**Supplied material**

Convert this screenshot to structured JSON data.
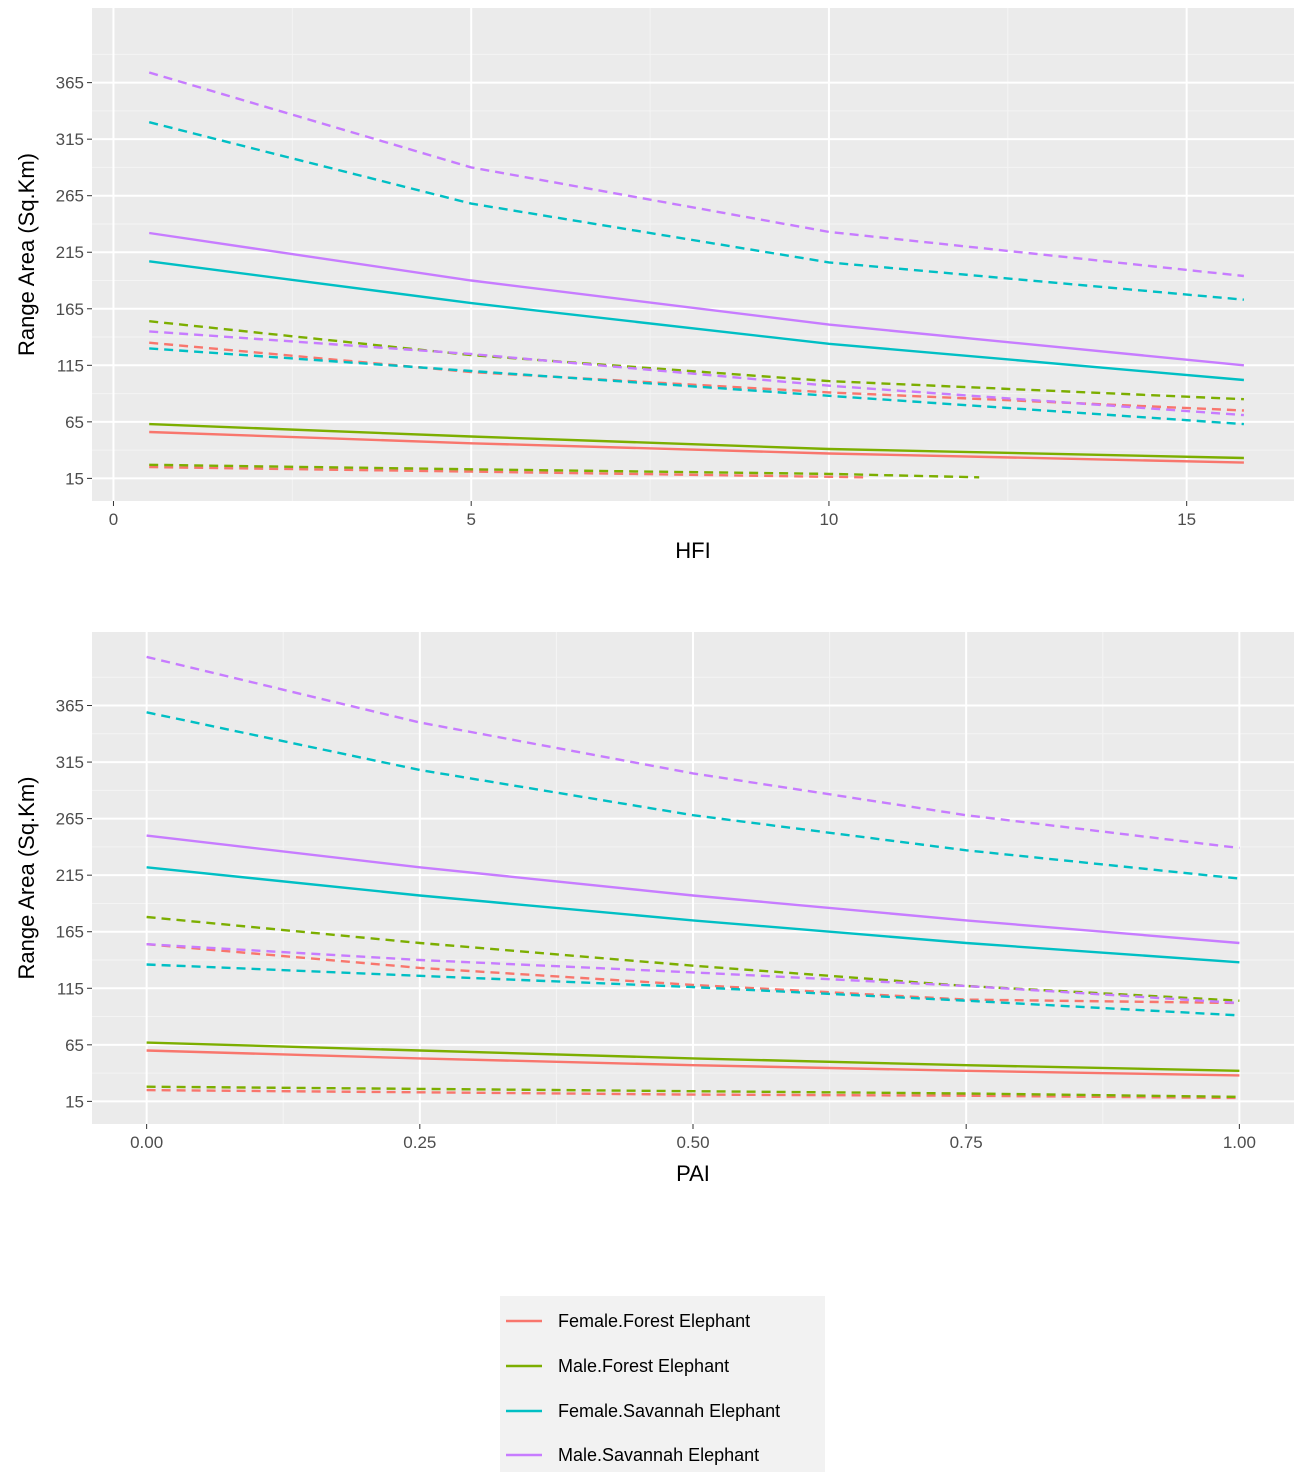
{
  "colors": {
    "panel_bg": "#EBEBEB",
    "grid_major": "#FFFFFF",
    "grid_minor": "#F4F4F4",
    "Female.Forest Elephant": "#F8766D",
    "Male.Forest Elephant": "#7CAE00",
    "Female.Savannah Elephant": "#00BFC4",
    "Male.Savannah Elephant": "#C77CFF"
  },
  "legend": {
    "items": [
      {
        "label": "Female.Forest Elephant",
        "color": "#F8766D"
      },
      {
        "label": "Male.Forest Elephant",
        "color": "#7CAE00"
      },
      {
        "label": "Female.Savannah Elephant",
        "color": "#00BFC4"
      },
      {
        "label": "Male.Savannah Elephant",
        "color": "#C77CFF"
      }
    ]
  },
  "chart_data": [
    {
      "type": "line",
      "xlabel": "HFI",
      "ylabel": "Range Area (Sq.Km)",
      "xlim": [
        -0.3,
        16.5
      ],
      "ylim": [
        -5,
        431
      ],
      "x_ticks": [
        0,
        5,
        10,
        15
      ],
      "x_tick_labels": [
        "0",
        "5",
        "10",
        "15"
      ],
      "y_ticks": [
        15,
        65,
        115,
        165,
        215,
        265,
        315,
        365
      ],
      "y_tick_labels": [
        "15",
        "65",
        "115",
        "165",
        "215",
        "265",
        "315",
        "365"
      ],
      "grid": true,
      "series": [
        {
          "name": "Female.Forest Elephant",
          "line": "solid",
          "x": [
            0.5,
            5,
            10,
            15.8
          ],
          "y": [
            56,
            46,
            37,
            29
          ]
        },
        {
          "name": "Male.Forest Elephant",
          "line": "solid",
          "x": [
            0.5,
            5,
            10,
            15.8
          ],
          "y": [
            63,
            52,
            41,
            33
          ]
        },
        {
          "name": "Female.Savannah Elephant",
          "line": "solid",
          "x": [
            0.5,
            5,
            10,
            15.8
          ],
          "y": [
            207,
            170,
            134,
            102
          ]
        },
        {
          "name": "Male.Savannah Elephant",
          "line": "solid",
          "x": [
            0.5,
            5,
            10,
            15.8
          ],
          "y": [
            232,
            190,
            151,
            115
          ]
        },
        {
          "name": "Female.Forest Elephant",
          "line": "dashed",
          "x": [
            0.5,
            5,
            10,
            15.8
          ],
          "y": [
            135,
            109,
            91,
            75
          ]
        },
        {
          "name": "Female.Forest Elephant",
          "line": "dashed",
          "x": [
            0.5,
            5,
            10.5
          ],
          "y": [
            25,
            21,
            16
          ]
        },
        {
          "name": "Male.Forest Elephant",
          "line": "dashed",
          "x": [
            0.5,
            5,
            10,
            15.8
          ],
          "y": [
            154,
            124,
            101,
            85
          ]
        },
        {
          "name": "Male.Forest Elephant",
          "line": "dashed",
          "x": [
            0.5,
            5,
            10,
            12.1
          ],
          "y": [
            27,
            23,
            19,
            16
          ]
        },
        {
          "name": "Female.Savannah Elephant",
          "line": "dashed",
          "x": [
            0.5,
            5,
            10,
            15.8
          ],
          "y": [
            330,
            258,
            206,
            173
          ]
        },
        {
          "name": "Female.Savannah Elephant",
          "line": "dashed",
          "x": [
            0.5,
            5,
            10,
            15.8
          ],
          "y": [
            130,
            110,
            88,
            63
          ]
        },
        {
          "name": "Male.Savannah Elephant",
          "line": "dashed",
          "x": [
            0.5,
            5,
            10,
            15.8
          ],
          "y": [
            374,
            290,
            233,
            194
          ]
        },
        {
          "name": "Male.Savannah Elephant",
          "line": "dashed",
          "x": [
            0.5,
            5,
            10,
            15.8
          ],
          "y": [
            145,
            125,
            97,
            71
          ]
        }
      ]
    },
    {
      "type": "line",
      "xlabel": "PAI",
      "ylabel": "Range Area (Sq.Km)",
      "xlim": [
        -0.05,
        1.05
      ],
      "ylim": [
        -5,
        430
      ],
      "x_ticks": [
        0,
        0.25,
        0.5,
        0.75,
        1.0
      ],
      "x_tick_labels": [
        "0.00",
        "0.25",
        "0.50",
        "0.75",
        "1.00"
      ],
      "y_ticks": [
        15,
        65,
        115,
        165,
        215,
        265,
        315,
        365
      ],
      "y_tick_labels": [
        "15",
        "65",
        "115",
        "165",
        "215",
        "265",
        "315",
        "365"
      ],
      "grid": true,
      "series": [
        {
          "name": "Female.Forest Elephant",
          "line": "solid",
          "x": [
            0,
            0.25,
            0.5,
            0.75,
            1.0
          ],
          "y": [
            60,
            53,
            47,
            42,
            38
          ]
        },
        {
          "name": "Male.Forest Elephant",
          "line": "solid",
          "x": [
            0,
            0.25,
            0.5,
            0.75,
            1.0
          ],
          "y": [
            67,
            60,
            53,
            47,
            42
          ]
        },
        {
          "name": "Female.Savannah Elephant",
          "line": "solid",
          "x": [
            0,
            0.25,
            0.5,
            0.75,
            1.0
          ],
          "y": [
            222,
            197,
            175,
            155,
            138
          ]
        },
        {
          "name": "Male.Savannah Elephant",
          "line": "solid",
          "x": [
            0,
            0.25,
            0.5,
            0.75,
            1.0
          ],
          "y": [
            250,
            222,
            197,
            175,
            155
          ]
        },
        {
          "name": "Female.Forest Elephant",
          "line": "dashed",
          "x": [
            0,
            0.25,
            0.5,
            0.75,
            1.0
          ],
          "y": [
            154,
            133,
            118,
            105,
            102
          ]
        },
        {
          "name": "Female.Forest Elephant",
          "line": "dashed",
          "x": [
            0,
            0.25,
            0.5,
            0.75,
            1.0
          ],
          "y": [
            25,
            23,
            21,
            20,
            18
          ]
        },
        {
          "name": "Male.Forest Elephant",
          "line": "dashed",
          "x": [
            0,
            0.25,
            0.5,
            0.75,
            1.0
          ],
          "y": [
            178,
            155,
            135,
            117,
            104
          ]
        },
        {
          "name": "Male.Forest Elephant",
          "line": "dashed",
          "x": [
            0,
            0.25,
            0.5,
            0.75,
            1.0
          ],
          "y": [
            28,
            26,
            24,
            22,
            19
          ]
        },
        {
          "name": "Female.Savannah Elephant",
          "line": "dashed",
          "x": [
            0,
            0.25,
            0.5,
            0.75,
            1.0
          ],
          "y": [
            359,
            308,
            268,
            237,
            212
          ]
        },
        {
          "name": "Female.Savannah Elephant",
          "line": "dashed",
          "x": [
            0,
            0.25,
            0.5,
            0.75,
            1.0
          ],
          "y": [
            136,
            126,
            116,
            104,
            91
          ]
        },
        {
          "name": "Male.Savannah Elephant",
          "line": "dashed",
          "x": [
            0,
            0.25,
            0.5,
            0.75,
            1.0
          ],
          "y": [
            408,
            350,
            305,
            268,
            239
          ]
        },
        {
          "name": "Male.Savannah Elephant",
          "line": "dashed",
          "x": [
            0,
            0.25,
            0.5,
            0.75,
            1.0
          ],
          "y": [
            154,
            140,
            129,
            117,
            102
          ]
        }
      ]
    }
  ]
}
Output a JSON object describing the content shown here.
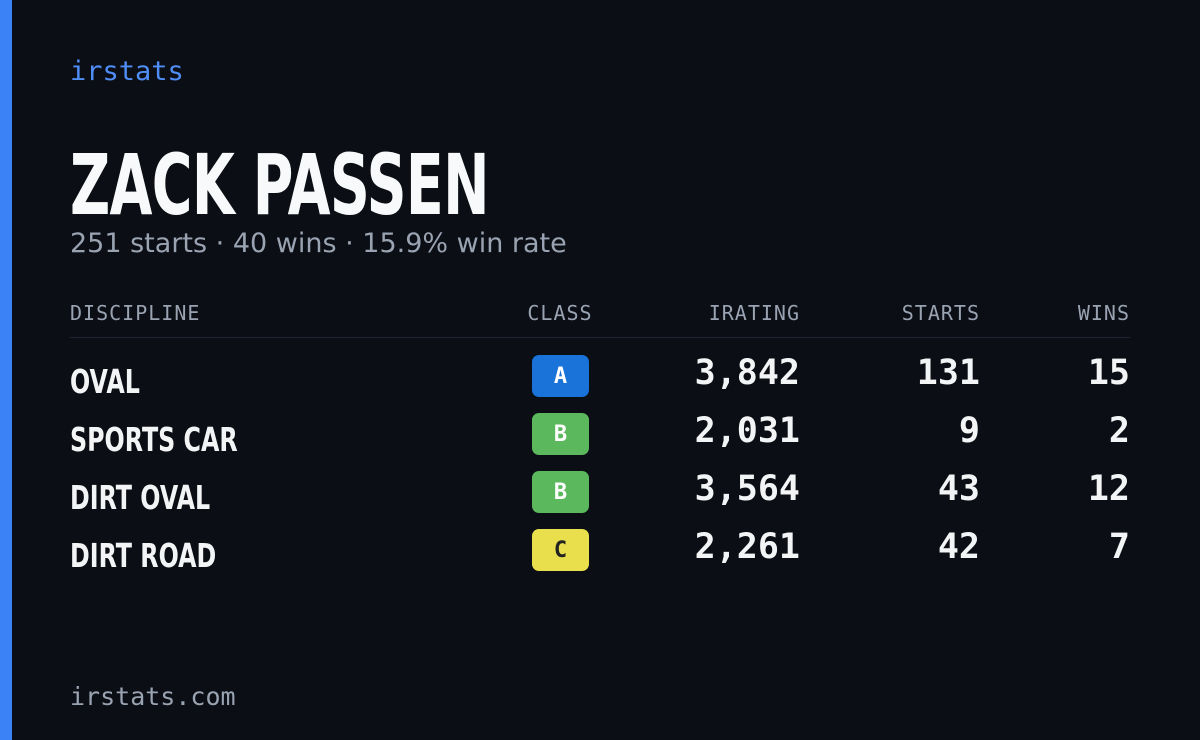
{
  "brand": "irstats",
  "driver": {
    "name": "ZACK PASSEN",
    "summary": "251 starts · 40 wins · 15.9% win rate"
  },
  "table": {
    "headers": [
      "DISCIPLINE",
      "CLASS",
      "IRATING",
      "STARTS",
      "WINS"
    ],
    "rows": [
      {
        "discipline": "OVAL",
        "class": "A",
        "class_color": "#1a73d9",
        "irating": "3,842",
        "starts": "131",
        "wins": "15"
      },
      {
        "discipline": "SPORTS CAR",
        "class": "B",
        "class_color": "#5cb85c",
        "irating": "2,031",
        "starts": "9",
        "wins": "2"
      },
      {
        "discipline": "DIRT OVAL",
        "class": "B",
        "class_color": "#5cb85c",
        "irating": "3,564",
        "starts": "43",
        "wins": "12"
      },
      {
        "discipline": "DIRT ROAD",
        "class": "C",
        "class_color": "#e9df4c",
        "irating": "2,261",
        "starts": "42",
        "wins": "7"
      }
    ]
  },
  "footer": "irstats.com"
}
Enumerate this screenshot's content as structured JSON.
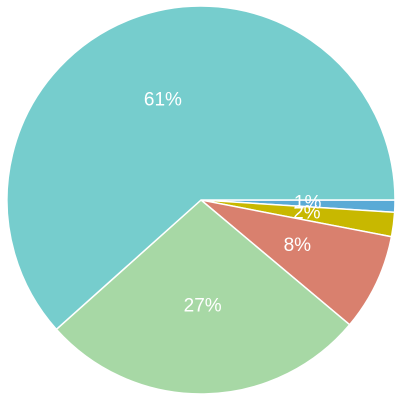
{
  "chart_data": {
    "type": "pie",
    "values": [
      1,
      2,
      8,
      27,
      61
    ],
    "value_labels": [
      "1%",
      "2%",
      "8%",
      "27%",
      "61%"
    ],
    "colors": [
      "#5aaad6",
      "#c8b800",
      "#d9806e",
      "#a7d8a5",
      "#76cdcd"
    ]
  }
}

**Prompt**
Restate verbatim the lines running from the line with "Enumerate this screenshot's" through the end of the material; both ends count, and images are omitted.

**Result below**
Enumerate this screenshot's content as structured JSON.
{
  "chart_data": {
    "type": "pie",
    "values": [
      1,
      2,
      8,
      27,
      61
    ],
    "value_labels": [
      "1%",
      "2%",
      "8%",
      "27%",
      "61%"
    ],
    "colors": [
      "#5aaad6",
      "#c8b800",
      "#d9806e",
      "#a7d8a5",
      "#76cdcd"
    ]
  }
}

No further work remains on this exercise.